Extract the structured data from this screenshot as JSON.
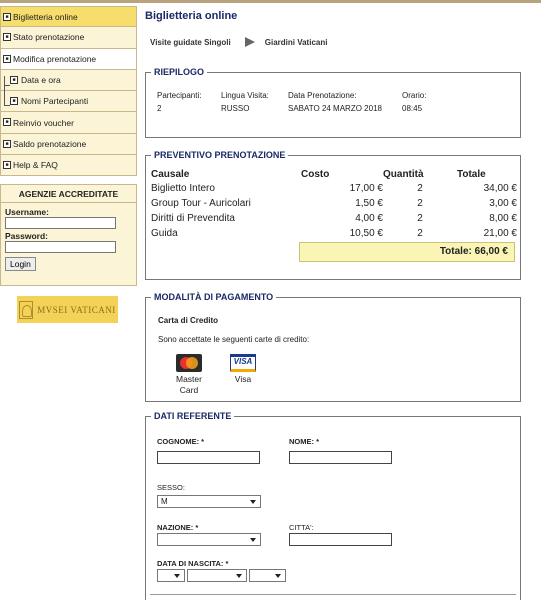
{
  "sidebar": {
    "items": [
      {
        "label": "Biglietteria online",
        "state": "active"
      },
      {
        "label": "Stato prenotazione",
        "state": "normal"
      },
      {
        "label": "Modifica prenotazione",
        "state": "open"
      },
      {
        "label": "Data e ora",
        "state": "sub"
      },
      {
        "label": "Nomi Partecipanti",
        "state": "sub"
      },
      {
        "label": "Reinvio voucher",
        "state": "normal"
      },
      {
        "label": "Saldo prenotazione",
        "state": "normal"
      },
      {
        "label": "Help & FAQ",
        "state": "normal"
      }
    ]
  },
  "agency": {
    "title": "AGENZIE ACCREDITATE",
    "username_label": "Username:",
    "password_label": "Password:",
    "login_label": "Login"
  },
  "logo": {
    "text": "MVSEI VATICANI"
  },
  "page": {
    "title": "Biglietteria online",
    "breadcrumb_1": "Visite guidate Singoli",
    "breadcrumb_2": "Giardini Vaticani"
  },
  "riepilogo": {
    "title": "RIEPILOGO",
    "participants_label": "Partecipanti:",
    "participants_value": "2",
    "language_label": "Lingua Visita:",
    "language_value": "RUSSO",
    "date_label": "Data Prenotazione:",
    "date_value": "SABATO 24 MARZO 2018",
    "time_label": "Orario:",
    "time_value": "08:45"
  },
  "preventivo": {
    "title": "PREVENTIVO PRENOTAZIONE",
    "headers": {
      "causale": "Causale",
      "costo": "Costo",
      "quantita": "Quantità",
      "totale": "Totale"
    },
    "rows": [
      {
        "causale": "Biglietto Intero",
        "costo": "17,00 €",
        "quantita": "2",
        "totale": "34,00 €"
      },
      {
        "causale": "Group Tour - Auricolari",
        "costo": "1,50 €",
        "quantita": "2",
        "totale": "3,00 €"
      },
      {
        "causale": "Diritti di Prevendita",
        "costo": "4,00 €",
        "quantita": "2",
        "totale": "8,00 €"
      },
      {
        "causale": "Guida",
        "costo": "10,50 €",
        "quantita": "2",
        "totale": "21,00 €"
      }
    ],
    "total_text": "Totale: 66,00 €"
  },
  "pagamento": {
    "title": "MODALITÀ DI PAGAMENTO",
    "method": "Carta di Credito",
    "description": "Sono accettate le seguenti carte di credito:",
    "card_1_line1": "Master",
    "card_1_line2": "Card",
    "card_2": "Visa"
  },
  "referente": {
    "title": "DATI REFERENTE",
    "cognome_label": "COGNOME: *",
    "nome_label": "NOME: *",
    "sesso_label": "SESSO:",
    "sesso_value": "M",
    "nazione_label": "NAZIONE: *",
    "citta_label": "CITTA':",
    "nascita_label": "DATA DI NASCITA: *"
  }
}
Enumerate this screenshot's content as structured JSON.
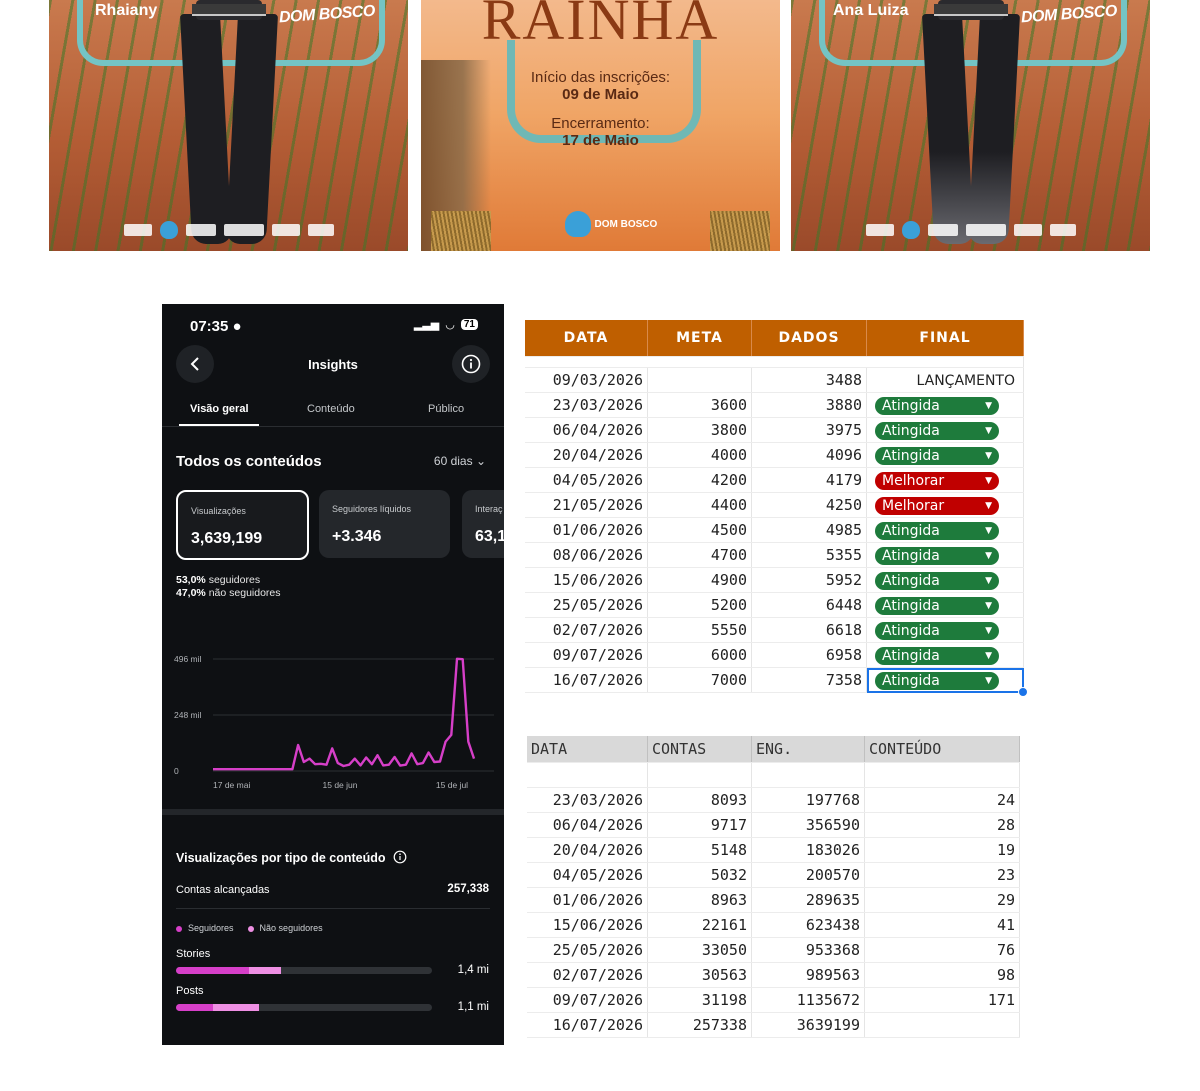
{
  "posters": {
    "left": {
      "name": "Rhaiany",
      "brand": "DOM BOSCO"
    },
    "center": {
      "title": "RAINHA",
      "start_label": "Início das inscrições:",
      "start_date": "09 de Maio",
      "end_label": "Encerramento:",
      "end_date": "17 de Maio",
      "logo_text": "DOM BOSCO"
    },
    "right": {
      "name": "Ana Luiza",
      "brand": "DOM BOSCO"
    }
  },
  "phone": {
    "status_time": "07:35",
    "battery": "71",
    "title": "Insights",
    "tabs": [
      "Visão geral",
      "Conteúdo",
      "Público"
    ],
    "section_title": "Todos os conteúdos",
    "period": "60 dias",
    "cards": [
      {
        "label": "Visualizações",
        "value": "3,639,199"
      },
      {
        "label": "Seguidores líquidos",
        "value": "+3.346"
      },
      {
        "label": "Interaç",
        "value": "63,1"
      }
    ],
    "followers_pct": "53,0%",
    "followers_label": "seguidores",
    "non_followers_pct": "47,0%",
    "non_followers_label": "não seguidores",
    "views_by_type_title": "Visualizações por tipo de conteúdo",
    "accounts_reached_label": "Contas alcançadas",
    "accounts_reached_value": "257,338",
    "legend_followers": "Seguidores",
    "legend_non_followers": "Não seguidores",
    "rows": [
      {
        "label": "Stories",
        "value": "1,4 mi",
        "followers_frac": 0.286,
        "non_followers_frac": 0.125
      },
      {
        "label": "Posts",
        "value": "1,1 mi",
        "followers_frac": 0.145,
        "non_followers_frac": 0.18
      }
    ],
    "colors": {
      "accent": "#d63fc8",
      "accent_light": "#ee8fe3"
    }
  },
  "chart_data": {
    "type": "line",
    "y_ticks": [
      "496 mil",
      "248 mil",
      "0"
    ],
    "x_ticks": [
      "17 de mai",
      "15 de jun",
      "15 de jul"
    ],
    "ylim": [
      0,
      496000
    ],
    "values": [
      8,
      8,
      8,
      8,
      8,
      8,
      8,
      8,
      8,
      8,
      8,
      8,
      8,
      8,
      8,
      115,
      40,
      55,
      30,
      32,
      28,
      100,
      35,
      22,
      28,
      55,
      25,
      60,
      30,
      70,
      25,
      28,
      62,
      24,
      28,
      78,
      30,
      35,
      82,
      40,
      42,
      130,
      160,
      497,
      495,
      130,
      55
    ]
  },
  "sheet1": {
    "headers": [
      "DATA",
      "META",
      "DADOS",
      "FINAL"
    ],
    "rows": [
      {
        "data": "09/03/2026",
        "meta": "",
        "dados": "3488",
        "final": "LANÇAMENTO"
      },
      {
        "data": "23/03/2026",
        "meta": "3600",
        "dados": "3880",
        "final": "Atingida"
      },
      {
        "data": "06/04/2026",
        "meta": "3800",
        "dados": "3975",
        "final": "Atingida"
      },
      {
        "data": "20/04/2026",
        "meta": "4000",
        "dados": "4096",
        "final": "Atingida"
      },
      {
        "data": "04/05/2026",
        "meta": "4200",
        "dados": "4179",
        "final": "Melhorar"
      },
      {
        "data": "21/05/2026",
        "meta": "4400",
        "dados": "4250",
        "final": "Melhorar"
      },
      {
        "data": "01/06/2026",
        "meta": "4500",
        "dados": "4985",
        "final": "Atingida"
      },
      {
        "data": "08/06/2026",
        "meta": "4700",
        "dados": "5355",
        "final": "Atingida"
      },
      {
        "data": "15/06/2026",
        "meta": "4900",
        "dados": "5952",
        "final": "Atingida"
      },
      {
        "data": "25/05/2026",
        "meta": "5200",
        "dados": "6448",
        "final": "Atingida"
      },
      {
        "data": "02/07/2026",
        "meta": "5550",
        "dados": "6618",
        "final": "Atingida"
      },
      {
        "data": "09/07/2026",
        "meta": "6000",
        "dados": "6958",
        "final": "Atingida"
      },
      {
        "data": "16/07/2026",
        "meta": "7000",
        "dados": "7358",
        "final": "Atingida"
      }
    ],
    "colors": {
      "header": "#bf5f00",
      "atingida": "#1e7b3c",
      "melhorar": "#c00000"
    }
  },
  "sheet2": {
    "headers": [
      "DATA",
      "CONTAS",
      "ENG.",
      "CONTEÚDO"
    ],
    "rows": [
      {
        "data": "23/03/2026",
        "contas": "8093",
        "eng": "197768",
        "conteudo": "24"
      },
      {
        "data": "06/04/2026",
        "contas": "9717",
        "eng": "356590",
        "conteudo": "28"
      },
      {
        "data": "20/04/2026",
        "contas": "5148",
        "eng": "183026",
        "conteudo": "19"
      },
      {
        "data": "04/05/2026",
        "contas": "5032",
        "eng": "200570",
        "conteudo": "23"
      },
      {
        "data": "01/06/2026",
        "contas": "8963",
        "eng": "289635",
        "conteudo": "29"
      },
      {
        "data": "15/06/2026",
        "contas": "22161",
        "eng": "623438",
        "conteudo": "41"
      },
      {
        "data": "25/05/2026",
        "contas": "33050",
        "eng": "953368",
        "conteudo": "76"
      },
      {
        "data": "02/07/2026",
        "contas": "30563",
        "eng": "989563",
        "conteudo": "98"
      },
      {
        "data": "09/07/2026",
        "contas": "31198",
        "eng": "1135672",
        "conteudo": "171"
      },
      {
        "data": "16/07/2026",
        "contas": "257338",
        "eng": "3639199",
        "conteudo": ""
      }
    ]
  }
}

____

Go through the listing above and work out how many lines contain the string "Biglietteria". Reply with the number alone.

▶ [SOLUTION FOR THIS PROBLEM] 2